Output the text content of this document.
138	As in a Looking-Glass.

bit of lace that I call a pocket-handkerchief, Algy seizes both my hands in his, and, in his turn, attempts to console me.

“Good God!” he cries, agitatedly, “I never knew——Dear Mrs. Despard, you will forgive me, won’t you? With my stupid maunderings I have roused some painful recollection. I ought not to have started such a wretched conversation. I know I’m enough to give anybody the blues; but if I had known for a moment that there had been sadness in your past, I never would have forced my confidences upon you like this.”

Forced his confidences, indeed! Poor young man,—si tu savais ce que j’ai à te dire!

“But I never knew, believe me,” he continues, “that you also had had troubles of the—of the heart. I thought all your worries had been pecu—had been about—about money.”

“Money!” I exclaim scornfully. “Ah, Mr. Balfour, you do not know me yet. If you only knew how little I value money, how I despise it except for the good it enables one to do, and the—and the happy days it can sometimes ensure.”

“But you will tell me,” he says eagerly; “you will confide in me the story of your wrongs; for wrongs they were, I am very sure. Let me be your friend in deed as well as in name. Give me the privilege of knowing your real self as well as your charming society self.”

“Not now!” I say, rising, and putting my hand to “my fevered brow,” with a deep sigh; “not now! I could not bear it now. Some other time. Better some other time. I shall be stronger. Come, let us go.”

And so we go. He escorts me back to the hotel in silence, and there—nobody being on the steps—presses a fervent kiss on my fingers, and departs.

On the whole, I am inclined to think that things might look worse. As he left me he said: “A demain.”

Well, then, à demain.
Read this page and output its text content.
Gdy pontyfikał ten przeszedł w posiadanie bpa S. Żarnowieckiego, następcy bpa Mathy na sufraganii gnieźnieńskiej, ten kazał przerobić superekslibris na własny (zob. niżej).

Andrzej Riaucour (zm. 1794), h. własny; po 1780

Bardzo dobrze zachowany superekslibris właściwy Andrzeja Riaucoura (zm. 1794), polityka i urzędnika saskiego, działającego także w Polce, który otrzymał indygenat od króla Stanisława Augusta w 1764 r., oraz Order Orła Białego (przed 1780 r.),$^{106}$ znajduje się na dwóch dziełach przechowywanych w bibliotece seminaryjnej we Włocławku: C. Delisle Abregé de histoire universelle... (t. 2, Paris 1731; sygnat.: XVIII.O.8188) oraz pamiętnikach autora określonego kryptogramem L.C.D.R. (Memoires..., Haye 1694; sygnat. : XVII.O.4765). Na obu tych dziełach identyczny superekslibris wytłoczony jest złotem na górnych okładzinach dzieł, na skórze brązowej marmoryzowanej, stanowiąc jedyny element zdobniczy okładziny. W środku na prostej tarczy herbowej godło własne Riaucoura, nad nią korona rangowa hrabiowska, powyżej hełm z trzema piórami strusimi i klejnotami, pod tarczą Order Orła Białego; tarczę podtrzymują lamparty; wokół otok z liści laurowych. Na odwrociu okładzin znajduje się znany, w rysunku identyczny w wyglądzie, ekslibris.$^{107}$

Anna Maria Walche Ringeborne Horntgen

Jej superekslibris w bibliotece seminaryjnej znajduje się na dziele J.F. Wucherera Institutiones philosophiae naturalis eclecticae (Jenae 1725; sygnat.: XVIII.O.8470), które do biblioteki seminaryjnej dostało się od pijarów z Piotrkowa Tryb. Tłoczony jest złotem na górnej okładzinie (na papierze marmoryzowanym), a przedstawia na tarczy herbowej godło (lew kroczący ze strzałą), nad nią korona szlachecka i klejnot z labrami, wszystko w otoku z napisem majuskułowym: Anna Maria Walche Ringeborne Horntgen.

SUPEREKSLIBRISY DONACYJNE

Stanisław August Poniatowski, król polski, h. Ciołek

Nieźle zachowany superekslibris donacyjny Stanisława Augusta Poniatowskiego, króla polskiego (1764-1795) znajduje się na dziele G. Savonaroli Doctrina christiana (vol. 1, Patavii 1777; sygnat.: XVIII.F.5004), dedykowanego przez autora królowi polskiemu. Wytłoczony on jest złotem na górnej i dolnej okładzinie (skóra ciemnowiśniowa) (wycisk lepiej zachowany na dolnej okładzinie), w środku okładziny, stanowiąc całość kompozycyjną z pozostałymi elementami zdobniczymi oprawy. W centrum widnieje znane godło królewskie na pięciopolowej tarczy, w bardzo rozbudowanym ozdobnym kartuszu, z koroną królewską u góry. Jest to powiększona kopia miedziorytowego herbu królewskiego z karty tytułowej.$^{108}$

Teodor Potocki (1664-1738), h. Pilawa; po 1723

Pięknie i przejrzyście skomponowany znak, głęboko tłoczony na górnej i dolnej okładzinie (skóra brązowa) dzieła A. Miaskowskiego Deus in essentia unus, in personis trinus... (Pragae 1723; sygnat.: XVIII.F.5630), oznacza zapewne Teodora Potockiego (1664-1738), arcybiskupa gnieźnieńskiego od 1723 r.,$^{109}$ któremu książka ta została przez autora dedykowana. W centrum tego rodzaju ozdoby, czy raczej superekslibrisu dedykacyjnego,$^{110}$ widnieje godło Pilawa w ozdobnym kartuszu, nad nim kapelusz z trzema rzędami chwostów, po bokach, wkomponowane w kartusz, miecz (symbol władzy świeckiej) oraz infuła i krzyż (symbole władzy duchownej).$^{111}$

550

- - - - - - -

__Exercise requirements__.
Where a line above includes "centrum", copy that line.

__Worked answer__.
Nieźle zachowany superekslibris donacyjny Stanisława Augusta Poniatowskiego, króla polskiego (1764-1795) znajduje się na dziele G. Savonaroli Doctrina christiana (vol. 1, Patavii 1777; sygnat.: XVIII.F.5004), dedykowanego przez autora królowi polskiemu. Wytłoczony on jest złotem na górnej i dolnej okładzinie (skóra ciemnowiśniowa) (wycisk lepiej zachowany na dolnej okładzinie), w środku okładziny, stanowiąc całość kompozycyjną z pozostałymi elementami zdobniczymi oprawy. W centrum widnieje znane godło królewskie na pięciopolowej tarczy, w bardzo rozbudowanym ozdobnym kartuszu, z koroną królewską u góry. Jest to powiększona kopia miedziorytowego herbu królewskiego z karty tytułowej.$^{108}$
Pięknie i przejrzyście skomponowany znak, głęboko tłoczony na górnej i dolnej okładzinie (skóra brązowa) dzieła A. Miaskowskiego Deus in essentia unus, in personis trinus... (Pragae 1723; sygnat.: XVIII.F.5630), oznacza zapewne Teodora Potockiego (1664-1738), arcybiskupa gnieźnieńskiego od 1723 r.,$^{109}$ któremu książka ta została przez autora dedykowana. W centrum tego rodzaju ozdoby, czy raczej superekslibrisu dedykacyjnego,$^{110}$ widnieje godło Pilawa w ozdobnym kartuszu, nad nim kapelusz z trzema rzędami chwostów, po bokach, wkomponowane w kartusz, miecz (symbol władzy świeckiej) oraz infuła i krzyż (symbole władzy duchownej).$^{111}$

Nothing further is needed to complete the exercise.